WHAT YOU NEED TO DO:
Look through the data below. Show each line where the string "title" occurs.

— START OF MATERIAL FOR THIS TASK —

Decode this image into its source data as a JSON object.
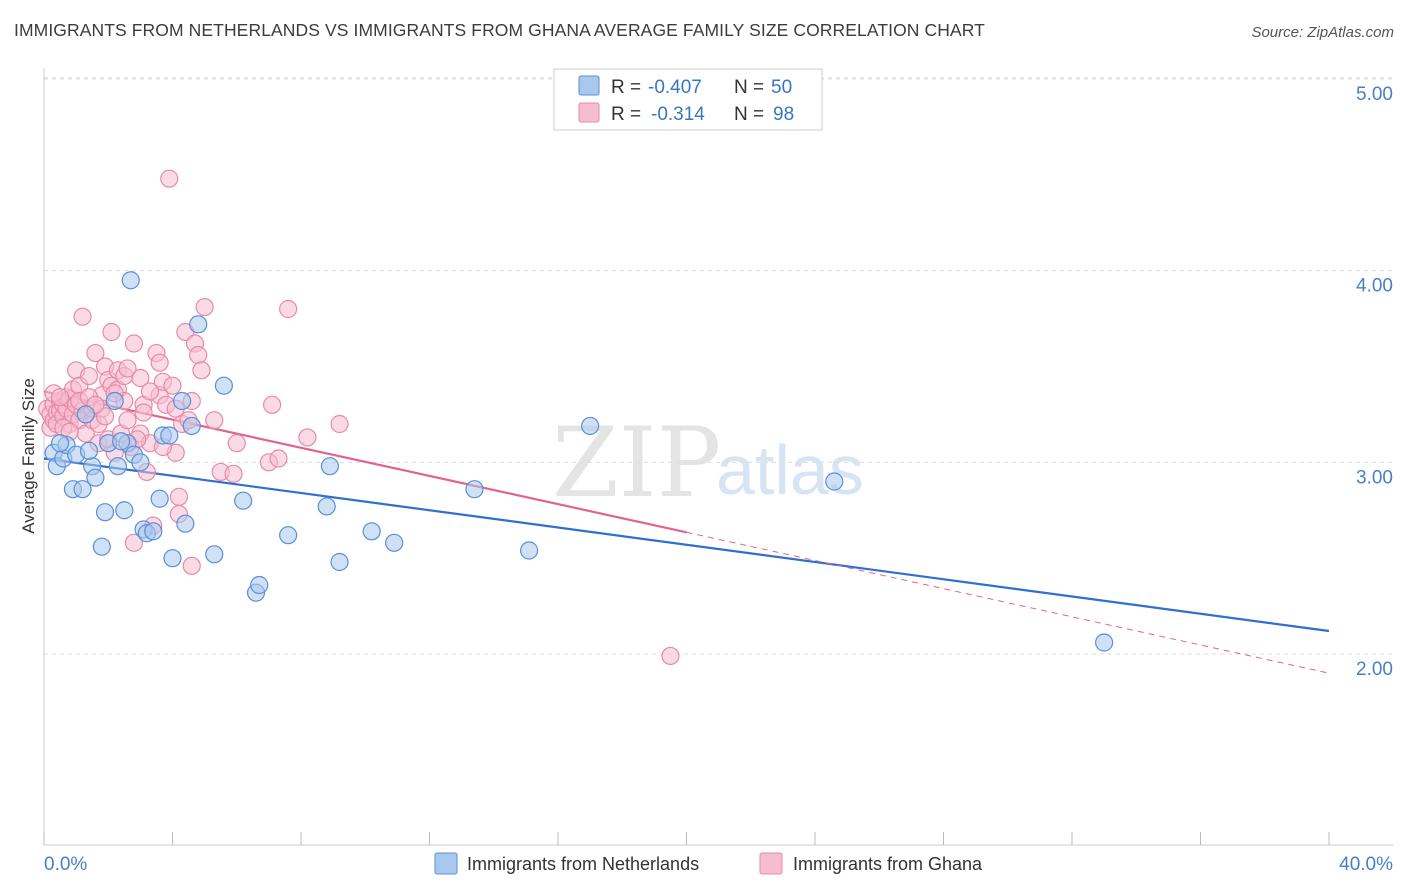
{
  "title": "IMMIGRANTS FROM NETHERLANDS VS IMMIGRANTS FROM GHANA AVERAGE FAMILY SIZE CORRELATION CHART",
  "source": "Source: ZipAtlas.com",
  "watermark": {
    "zip": "ZIP",
    "atlas": "atlas"
  },
  "colors": {
    "netherlands_fill": "#a9c8ee",
    "netherlands_stroke": "#5b8fd6",
    "netherlands_line": "#2f6fce",
    "ghana_fill": "#f6bdd0",
    "ghana_stroke": "#e889a9",
    "ghana_line": "#e0648f",
    "tick_text": "#4a7fc8",
    "grid": "#dddddd"
  },
  "stats": [
    {
      "r_label": "R =",
      "r_value": "-0.407",
      "n_label": "N =",
      "n_value": "50",
      "series": "netherlands"
    },
    {
      "r_label": "R =",
      "r_value": "-0.314",
      "n_label": "N =",
      "n_value": "98",
      "series": "ghana"
    }
  ],
  "chart_data": {
    "type": "scatter",
    "title": "IMMIGRANTS FROM NETHERLANDS VS IMMIGRANTS FROM GHANA AVERAGE FAMILY SIZE CORRELATION CHART",
    "xlabel": "",
    "ylabel": "Average Family Size",
    "xlim": [
      0,
      40
    ],
    "ylim": [
      1.0,
      5.1
    ],
    "x_tick_labels": [
      "0.0%",
      "40.0%"
    ],
    "y_ticks": [
      2.0,
      3.0,
      4.0,
      5.0
    ],
    "y_tick_labels": [
      "2.00",
      "3.00",
      "4.00",
      "5.00"
    ],
    "legend_position": "bottom-center",
    "series": [
      {
        "name": "Immigrants from Netherlands",
        "key": "netherlands",
        "trend": {
          "x0": 0,
          "y0": 3.02,
          "x1": 40,
          "y1": 2.12,
          "solid_until": 40
        },
        "points": [
          [
            0.3,
            3.05
          ],
          [
            0.4,
            2.98
          ],
          [
            0.6,
            3.02
          ],
          [
            0.7,
            3.09
          ],
          [
            0.9,
            2.86
          ],
          [
            1.0,
            3.04
          ],
          [
            1.2,
            2.86
          ],
          [
            1.3,
            3.25
          ],
          [
            1.5,
            2.98
          ],
          [
            1.6,
            2.92
          ],
          [
            1.8,
            2.56
          ],
          [
            1.9,
            2.74
          ],
          [
            2.0,
            3.1
          ],
          [
            2.2,
            3.32
          ],
          [
            2.3,
            2.98
          ],
          [
            2.5,
            2.75
          ],
          [
            2.6,
            3.1
          ],
          [
            2.7,
            3.95
          ],
          [
            2.8,
            3.04
          ],
          [
            3.0,
            3.0
          ],
          [
            3.1,
            2.65
          ],
          [
            3.2,
            2.63
          ],
          [
            3.4,
            2.64
          ],
          [
            3.6,
            2.81
          ],
          [
            3.7,
            3.14
          ],
          [
            4.0,
            2.5
          ],
          [
            4.3,
            3.32
          ],
          [
            4.4,
            2.68
          ],
          [
            4.6,
            3.19
          ],
          [
            4.8,
            3.72
          ],
          [
            5.3,
            2.52
          ],
          [
            5.6,
            3.4
          ],
          [
            6.2,
            2.8
          ],
          [
            6.6,
            2.32
          ],
          [
            6.7,
            2.36
          ],
          [
            7.6,
            2.62
          ],
          [
            8.8,
            2.77
          ],
          [
            8.9,
            2.98
          ],
          [
            9.2,
            2.48
          ],
          [
            10.2,
            2.64
          ],
          [
            10.9,
            2.58
          ],
          [
            13.4,
            2.86
          ],
          [
            15.1,
            2.54
          ],
          [
            17.0,
            3.19
          ],
          [
            24.6,
            2.9
          ],
          [
            33.0,
            2.06
          ],
          [
            0.5,
            3.1
          ],
          [
            2.4,
            3.11
          ],
          [
            1.4,
            3.06
          ],
          [
            3.9,
            3.14
          ]
        ]
      },
      {
        "name": "Immigrants from Ghana",
        "key": "ghana",
        "trend": {
          "x0": 0,
          "y0": 3.37,
          "x1": 40,
          "y1": 1.9,
          "solid_until": 20
        },
        "points": [
          [
            0.1,
            3.28
          ],
          [
            0.2,
            3.25
          ],
          [
            0.2,
            3.18
          ],
          [
            0.3,
            3.22
          ],
          [
            0.3,
            3.3
          ],
          [
            0.4,
            3.26
          ],
          [
            0.4,
            3.2
          ],
          [
            0.5,
            3.32
          ],
          [
            0.5,
            3.27
          ],
          [
            0.6,
            3.24
          ],
          [
            0.6,
            3.3
          ],
          [
            0.7,
            3.28
          ],
          [
            0.7,
            3.34
          ],
          [
            0.8,
            3.2
          ],
          [
            0.8,
            3.33
          ],
          [
            0.9,
            3.25
          ],
          [
            0.9,
            3.38
          ],
          [
            1.0,
            3.3
          ],
          [
            1.0,
            3.48
          ],
          [
            1.1,
            3.22
          ],
          [
            1.1,
            3.4
          ],
          [
            1.2,
            3.76
          ],
          [
            1.2,
            3.27
          ],
          [
            1.3,
            3.15
          ],
          [
            1.4,
            3.45
          ],
          [
            1.5,
            3.22
          ],
          [
            1.5,
            3.28
          ],
          [
            1.6,
            3.57
          ],
          [
            1.7,
            3.2
          ],
          [
            1.7,
            3.1
          ],
          [
            1.8,
            3.35
          ],
          [
            1.8,
            3.28
          ],
          [
            1.9,
            3.5
          ],
          [
            2.0,
            3.43
          ],
          [
            2.0,
            3.12
          ],
          [
            2.1,
            3.68
          ],
          [
            2.1,
            3.4
          ],
          [
            2.2,
            3.05
          ],
          [
            2.3,
            3.48
          ],
          [
            2.3,
            3.38
          ],
          [
            2.4,
            3.15
          ],
          [
            2.5,
            3.32
          ],
          [
            2.5,
            3.45
          ],
          [
            2.6,
            3.22
          ],
          [
            2.7,
            3.08
          ],
          [
            2.8,
            3.62
          ],
          [
            2.8,
            2.58
          ],
          [
            3.0,
            3.44
          ],
          [
            3.0,
            3.15
          ],
          [
            3.1,
            3.3
          ],
          [
            3.2,
            2.95
          ],
          [
            3.3,
            3.1
          ],
          [
            3.4,
            2.67
          ],
          [
            3.5,
            3.57
          ],
          [
            3.6,
            3.52
          ],
          [
            3.6,
            3.35
          ],
          [
            3.7,
            3.42
          ],
          [
            3.8,
            3.3
          ],
          [
            3.9,
            4.48
          ],
          [
            4.0,
            3.4
          ],
          [
            4.1,
            3.05
          ],
          [
            4.2,
            2.82
          ],
          [
            4.2,
            2.73
          ],
          [
            4.3,
            3.2
          ],
          [
            4.4,
            3.68
          ],
          [
            4.6,
            3.32
          ],
          [
            4.6,
            2.46
          ],
          [
            4.7,
            3.62
          ],
          [
            4.8,
            3.56
          ],
          [
            4.9,
            3.48
          ],
          [
            5.0,
            3.81
          ],
          [
            5.3,
            3.22
          ],
          [
            5.5,
            2.95
          ],
          [
            5.9,
            2.94
          ],
          [
            6.0,
            3.1
          ],
          [
            7.0,
            3.0
          ],
          [
            7.1,
            3.3
          ],
          [
            7.3,
            3.02
          ],
          [
            7.6,
            3.8
          ],
          [
            8.2,
            3.13
          ],
          [
            9.2,
            3.2
          ],
          [
            19.5,
            1.99
          ],
          [
            0.3,
            3.36
          ],
          [
            0.6,
            3.18
          ],
          [
            1.1,
            3.32
          ],
          [
            1.9,
            3.24
          ],
          [
            2.6,
            3.49
          ],
          [
            3.1,
            3.26
          ],
          [
            3.3,
            3.37
          ],
          [
            4.5,
            3.22
          ],
          [
            2.2,
            3.36
          ],
          [
            1.4,
            3.34
          ],
          [
            0.8,
            3.16
          ],
          [
            3.7,
            3.08
          ],
          [
            2.9,
            3.12
          ],
          [
            1.6,
            3.3
          ],
          [
            0.5,
            3.34
          ],
          [
            4.1,
            3.28
          ]
        ]
      }
    ]
  }
}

— END OF MATERIAL FOR THIS TASK —

ANSWER TO THE TASK:
  "title": "IMMIGRANTS FROM NETHERLANDS VS IMMIGRANTS FROM GHANA AVERAGE FAMILY SIZE CORRELATION CHART",
    "title": "IMMIGRANTS FROM NETHERLANDS VS IMMIGRANTS FROM GHANA AVERAGE FAMILY SIZE CORRELATION CHART",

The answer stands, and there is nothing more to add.